Recorded data

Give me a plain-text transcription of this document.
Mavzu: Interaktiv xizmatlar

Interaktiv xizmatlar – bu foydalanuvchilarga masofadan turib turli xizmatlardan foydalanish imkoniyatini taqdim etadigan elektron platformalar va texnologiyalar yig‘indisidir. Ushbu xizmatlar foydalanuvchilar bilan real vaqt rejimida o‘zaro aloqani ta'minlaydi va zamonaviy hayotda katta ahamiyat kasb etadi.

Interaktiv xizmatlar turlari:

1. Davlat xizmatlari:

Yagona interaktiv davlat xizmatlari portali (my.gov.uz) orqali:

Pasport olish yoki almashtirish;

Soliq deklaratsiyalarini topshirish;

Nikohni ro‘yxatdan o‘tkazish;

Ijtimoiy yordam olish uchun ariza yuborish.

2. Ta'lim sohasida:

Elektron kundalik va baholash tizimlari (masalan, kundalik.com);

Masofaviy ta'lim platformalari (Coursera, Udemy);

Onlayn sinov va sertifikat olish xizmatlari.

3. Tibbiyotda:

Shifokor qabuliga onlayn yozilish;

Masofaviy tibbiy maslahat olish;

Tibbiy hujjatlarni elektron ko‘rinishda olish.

GIVEN INSTRUCTION: Generate an exact reproduction of all entries.

CORRECT RESULT:
Give me a plain-text transcription of this document.
Mavzu: Interaktiv xizmatlar

Interaktiv xizmatlar – bu foydalanuvchilarga masofadan turib turli xizmatlardan foydalanish imkoniyatini taqdim etadigan elektron platformalar va texnologiyalar yig‘indisidir. Ushbu xizmatlar foydalanuvchilar bilan real vaqt rejimida o‘zaro aloqani ta'minlaydi va zamonaviy hayotda katta ahamiyat kasb etadi.

Interaktiv xizmatlar turlari:

1. Davlat xizmatlari:

Yagona interaktiv davlat xizmatlari portali (my.gov.uz) orqali:

Pasport olish yoki almashtirish;

Soliq deklaratsiyalarini topshirish;

Nikohni ro‘yxatdan o‘tkazish;

Ijtimoiy yordam olish uchun ariza yuborish.

2. Ta'lim sohasida:

Elektron kundalik va baholash tizimlari (masalan, kundalik.com);

Masofaviy ta'lim platformalari (Coursera, Udemy);

Onlayn sinov va sertifikat olish xizmatlari.

3. Tibbiyotda:

Shifokor qabuliga onlayn yozilish;

Masofaviy tibbiy maslahat olish;

Tibbiy hujjatlarni elektron ko‘rinishda olish.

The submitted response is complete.